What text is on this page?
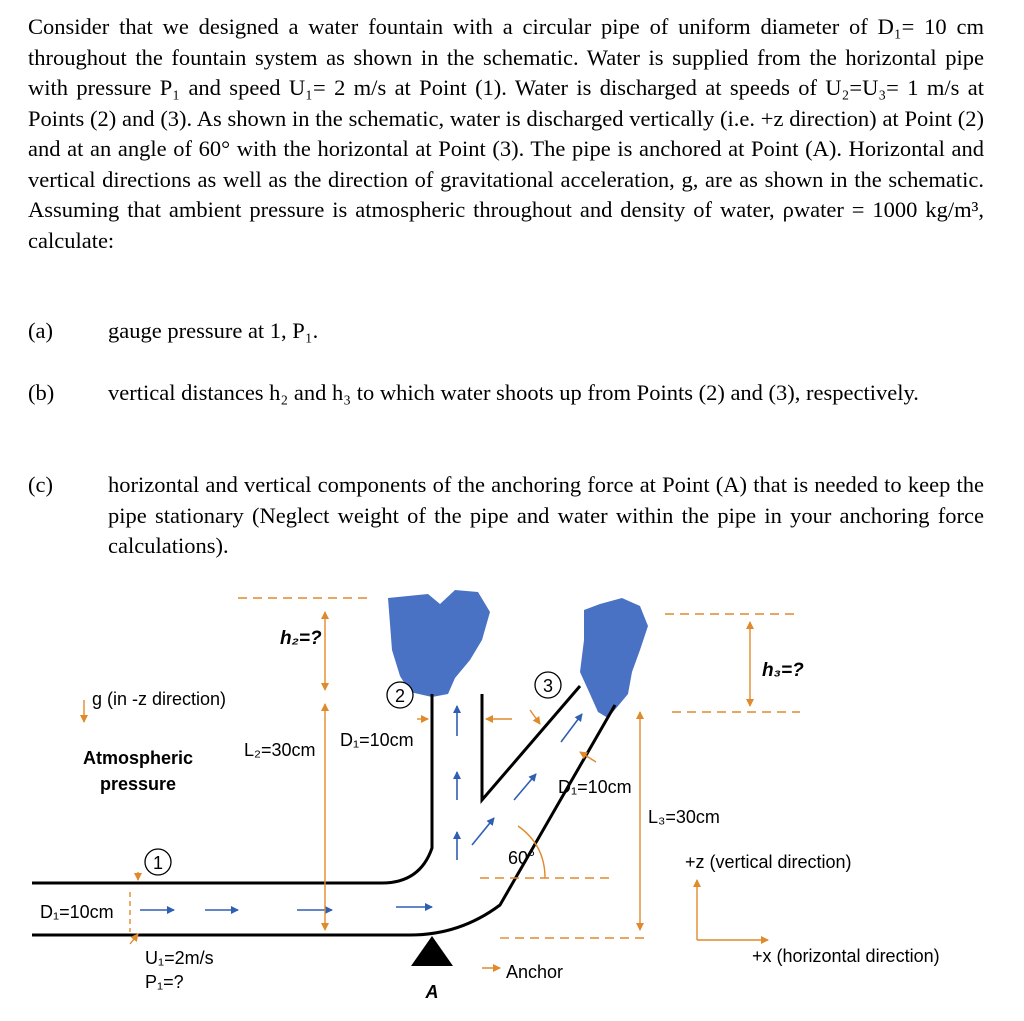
Consider that we designed a water fountain with a circular pipe of uniform diameter of D₁= 10 cm throughout the fountain system as shown in the schematic. Water is supplied from the horizontal pipe with pressure P₁ and speed U₁= 2 m/s at Point (1). Water is discharged at speeds of U₂=U₃= 1 m/s at Points (2) and (3). As shown in the schematic, water is discharged vertically (i.e. +z direction) at Point (2) and at an angle of 60° with the horizontal at Point (3). The pipe is anchored at Point (A). Horizontal and vertical directions as well as the direction of gravitational acceleration, g, are as shown in the schematic. Assuming that ambient pressure is atmospheric throughout and density of water, ρwater = 1000 kg/m³, calculate:
(a) gauge pressure at 1, P₁.
(b) vertical distances h₂ and h₃ to which water shoots up from Points (2) and (3), respectively.
(c) horizontal and vertical components of the anchoring force at Point (A) that is needed to keep the pipe stationary (Neglect weight of the pipe and water within the pipe in your anchoring force calculations).
1
2	3
h₂=?
h₃=?
g (in -z direction)
Atmospheric
pressure
L₂=30cm
L₃=30cm
D₁=10cm
D₁=10cm
D₁=10cm
60°
U₁=2m/s
P₁=?	Anchor
A
+z (vertical direction)
+x (horizontal direction)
....
* _STATED GOAL_
Reproduce each entry precisely. Leave the pictures out.

* _THE COMPLETED TASK_
What text is on this page?
Consider that we designed a water fountain with a circular pipe of uniform diameter of D₁= 10 cm throughout the fountain system as shown in the schematic. Water is supplied from the horizontal pipe with pressure P₁ and speed U₁= 2 m/s at Point (1). Water is discharged at speeds of U₂=U₃= 1 m/s at Points (2) and (3). As shown in the schematic, water is discharged vertically (i.e. +z direction) at Point (2) and at an angle of 60° with the horizontal at Point (3). The pipe is anchored at Point (A). Horizontal and vertical directions as well as the direction of gravitational acceleration, g, are as shown in the schematic. Assuming that ambient pressure is atmospheric throughout and density of water, ρwater = 1000 kg/m³, calculate:
(a) gauge pressure at 1, P₁.
(b) vertical distances h₂ and h₃ to which water shoots up from Points (2) and (3), respectively.
(c) horizontal and vertical components of the anchoring force at Point (A) that is needed to keep the pipe stationary (Neglect weight of the pipe and water within the pipe in your anchoring force calculations).
1
2	3
h₂=?
h₃=?
g (in -z direction)
Atmospheric
pressure
L₂=30cm
L₃=30cm
D₁=10cm
D₁=10cm
D₁=10cm
60°
U₁=2m/s
P₁=?	Anchor
A
+z (vertical direction)
+x (horizontal direction)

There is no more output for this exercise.